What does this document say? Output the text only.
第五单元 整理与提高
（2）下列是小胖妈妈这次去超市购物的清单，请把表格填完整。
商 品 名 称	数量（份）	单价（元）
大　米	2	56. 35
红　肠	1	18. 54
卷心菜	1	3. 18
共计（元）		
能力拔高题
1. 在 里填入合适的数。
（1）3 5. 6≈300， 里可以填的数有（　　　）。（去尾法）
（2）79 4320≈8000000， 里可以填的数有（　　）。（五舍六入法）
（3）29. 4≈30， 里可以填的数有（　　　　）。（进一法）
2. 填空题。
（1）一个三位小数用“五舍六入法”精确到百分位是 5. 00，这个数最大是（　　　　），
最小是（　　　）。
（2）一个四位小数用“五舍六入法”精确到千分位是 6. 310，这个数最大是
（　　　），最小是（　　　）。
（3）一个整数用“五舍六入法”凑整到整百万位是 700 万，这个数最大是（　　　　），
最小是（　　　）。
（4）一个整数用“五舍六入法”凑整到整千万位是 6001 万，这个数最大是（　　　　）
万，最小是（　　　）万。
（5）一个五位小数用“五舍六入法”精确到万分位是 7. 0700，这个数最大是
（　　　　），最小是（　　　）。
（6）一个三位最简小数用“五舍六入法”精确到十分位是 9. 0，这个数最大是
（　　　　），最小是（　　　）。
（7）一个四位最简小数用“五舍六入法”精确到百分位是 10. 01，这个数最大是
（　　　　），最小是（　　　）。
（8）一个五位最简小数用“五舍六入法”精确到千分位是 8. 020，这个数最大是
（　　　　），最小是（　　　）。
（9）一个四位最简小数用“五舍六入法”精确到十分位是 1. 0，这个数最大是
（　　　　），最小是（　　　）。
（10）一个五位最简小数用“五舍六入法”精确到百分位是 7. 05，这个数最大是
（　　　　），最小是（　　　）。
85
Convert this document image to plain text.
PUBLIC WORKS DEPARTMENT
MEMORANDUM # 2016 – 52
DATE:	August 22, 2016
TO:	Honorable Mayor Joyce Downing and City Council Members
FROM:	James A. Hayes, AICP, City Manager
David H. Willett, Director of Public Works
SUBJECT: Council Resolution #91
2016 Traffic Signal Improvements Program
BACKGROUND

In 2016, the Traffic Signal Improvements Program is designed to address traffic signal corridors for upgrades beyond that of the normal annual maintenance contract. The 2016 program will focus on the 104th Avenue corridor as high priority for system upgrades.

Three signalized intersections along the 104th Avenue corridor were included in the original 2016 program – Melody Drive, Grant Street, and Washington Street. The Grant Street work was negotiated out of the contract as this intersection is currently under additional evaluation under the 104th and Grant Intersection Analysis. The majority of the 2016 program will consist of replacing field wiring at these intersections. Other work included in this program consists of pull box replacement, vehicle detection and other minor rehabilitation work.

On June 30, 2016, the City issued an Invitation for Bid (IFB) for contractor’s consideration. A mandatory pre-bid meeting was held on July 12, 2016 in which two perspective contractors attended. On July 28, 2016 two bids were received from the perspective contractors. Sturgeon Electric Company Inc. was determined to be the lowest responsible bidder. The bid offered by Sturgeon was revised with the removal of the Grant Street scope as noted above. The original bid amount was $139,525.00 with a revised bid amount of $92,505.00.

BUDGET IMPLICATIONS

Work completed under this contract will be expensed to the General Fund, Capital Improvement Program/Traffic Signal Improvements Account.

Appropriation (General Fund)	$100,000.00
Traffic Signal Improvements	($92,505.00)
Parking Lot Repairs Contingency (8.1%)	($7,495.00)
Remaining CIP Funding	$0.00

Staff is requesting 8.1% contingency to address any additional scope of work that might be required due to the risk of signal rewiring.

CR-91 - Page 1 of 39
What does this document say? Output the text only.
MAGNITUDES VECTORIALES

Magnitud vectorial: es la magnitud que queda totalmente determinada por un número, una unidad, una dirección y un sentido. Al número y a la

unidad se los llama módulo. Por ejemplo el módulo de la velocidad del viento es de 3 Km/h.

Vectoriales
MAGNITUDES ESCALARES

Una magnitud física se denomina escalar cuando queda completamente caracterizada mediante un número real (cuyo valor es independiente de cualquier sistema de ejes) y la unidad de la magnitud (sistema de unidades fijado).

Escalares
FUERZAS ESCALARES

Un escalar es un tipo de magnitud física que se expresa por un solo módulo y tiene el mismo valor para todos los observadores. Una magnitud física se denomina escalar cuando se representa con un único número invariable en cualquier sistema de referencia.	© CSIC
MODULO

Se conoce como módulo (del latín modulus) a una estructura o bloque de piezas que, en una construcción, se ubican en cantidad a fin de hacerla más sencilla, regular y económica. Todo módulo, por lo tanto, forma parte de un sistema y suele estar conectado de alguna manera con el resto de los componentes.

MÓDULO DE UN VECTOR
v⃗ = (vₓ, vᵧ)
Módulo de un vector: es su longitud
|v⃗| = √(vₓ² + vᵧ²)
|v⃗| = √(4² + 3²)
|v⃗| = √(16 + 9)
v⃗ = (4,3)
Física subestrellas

[EXERCISE]: Using the exact wording, write out all of the records.

[FINAL RESULT]:
What does this document say? Output the text only.
第五单元 整理与提高
（2）下列是小胖妈妈这次去超市购物的清单，请把表格填完整。
商 品 名 称	数量（份）	单价（元）
大　米	2	56. 35
红　肠	1	18. 54
卷心菜	1	3. 18
共计（元）		
能力拔高题
1. 在 里填入合适的数。
（1）3 5. 6≈300， 里可以填的数有（　　　）。（去尾法）
（2）79 4320≈8000000， 里可以填的数有（　　）。（五舍六入法）
（3）29. 4≈30， 里可以填的数有（　　　　）。（进一法）
2. 填空题。
（1）一个三位小数用“五舍六入法”精确到百分位是 5. 00，这个数最大是（　　　　），
最小是（　　　）。
（2）一个四位小数用“五舍六入法”精确到千分位是 6. 310，这个数最大是
（　　　），最小是（　　　）。
（3）一个整数用“五舍六入法”凑整到整百万位是 700 万，这个数最大是（　　　　），
最小是（　　　）。
（4）一个整数用“五舍六入法”凑整到整千万位是 6001 万，这个数最大是（　　　　）
万，最小是（　　　）万。
（5）一个五位小数用“五舍六入法”精确到万分位是 7. 0700，这个数最大是
（　　　　），最小是（　　　）。
（6）一个三位最简小数用“五舍六入法”精确到十分位是 9. 0，这个数最大是
（　　　　），最小是（　　　）。
（7）一个四位最简小数用“五舍六入法”精确到百分位是 10. 01，这个数最大是
（　　　　），最小是（　　　）。
（8）一个五位最简小数用“五舍六入法”精确到千分位是 8. 020，这个数最大是
（　　　　），最小是（　　　）。
（9）一个四位最简小数用“五舍六入法”精确到十分位是 1. 0，这个数最大是
（　　　　），最小是（　　　）。
（10）一个五位最简小数用“五舍六入法”精确到百分位是 7. 05，这个数最大是
（　　　　），最小是（　　　）。
85
Convert this document image to plain text.
PUBLIC WORKS DEPARTMENT
MEMORANDUM # 2016 – 52
DATE:	August 22, 2016
TO:	Honorable Mayor Joyce Downing and City Council Members
FROM:	James A. Hayes, AICP, City Manager
David H. Willett, Director of Public Works
SUBJECT: Council Resolution #91
2016 Traffic Signal Improvements Program
BACKGROUND

In 2016, the Traffic Signal Improvements Program is designed to address traffic signal corridors for upgrades beyond that of the normal annual maintenance contract. The 2016 program will focus on the 104th Avenue corridor as high priority for system upgrades.

Three signalized intersections along the 104th Avenue corridor were included in the original 2016 program – Melody Drive, Grant Street, and Washington Street. The Grant Street work was negotiated out of the contract as this intersection is currently under additional evaluation under the 104th and Grant Intersection Analysis. The majority of the 2016 program will consist of replacing field wiring at these intersections. Other work included in this program consists of pull box replacement, vehicle detection and other minor rehabilitation work.

On June 30, 2016, the City issued an Invitation for Bid (IFB) for contractor’s consideration. A mandatory pre-bid meeting was held on July 12, 2016 in which two perspective contractors attended. On July 28, 2016 two bids were received from the perspective contractors. Sturgeon Electric Company Inc. was determined to be the lowest responsible bidder. The bid offered by Sturgeon was revised with the removal of the Grant Street scope as noted above. The original bid amount was $139,525.00 with a revised bid amount of $92,505.00.

BUDGET IMPLICATIONS

Work completed under this contract will be expensed to the General Fund, Capital Improvement Program/Traffic Signal Improvements Account.

Appropriation (General Fund)	$100,000.00
Traffic Signal Improvements	($92,505.00)
Parking Lot Repairs Contingency (8.1%)	($7,495.00)
Remaining CIP Funding	$0.00

Staff is requesting 8.1% contingency to address any additional scope of work that might be required due to the risk of signal rewiring.

CR-91 - Page 1 of 39
What does this document say? Output the text only.
MAGNITUDES VECTORIALES

Magnitud vectorial: es la magnitud que queda totalmente determinada por un número, una unidad, una dirección y un sentido. Al número y a la

unidad se los llama módulo. Por ejemplo el módulo de la velocidad del viento es de 3 Km/h.

Vectoriales
MAGNITUDES ESCALARES

Una magnitud física se denomina escalar cuando queda completamente caracterizada mediante un número real (cuyo valor es independiente de cualquier sistema de ejes) y la unidad de la magnitud (sistema de unidades fijado).

Escalares
FUERZAS ESCALARES

Un escalar es un tipo de magnitud física que se expresa por un solo módulo y tiene el mismo valor para todos los observadores. Una magnitud física se denomina escalar cuando se representa con un único número invariable en cualquier sistema de referencia.	© CSIC
MODULO

Se conoce como módulo (del latín modulus) a una estructura o bloque de piezas que, en una construcción, se ubican en cantidad a fin de hacerla más sencilla, regular y económica. Todo módulo, por lo tanto, forma parte de un sistema y suele estar conectado de alguna manera con el resto de los componentes.

MÓDULO DE UN VECTOR
v⃗ = (vₓ, vᵧ)
Módulo de un vector: es su longitud
|v⃗| = √(vₓ² + vᵧ²)
|v⃗| = √(4² + 3²)
|v⃗| = √(16 + 9)
v⃗ = (4,3)
Física subestrellas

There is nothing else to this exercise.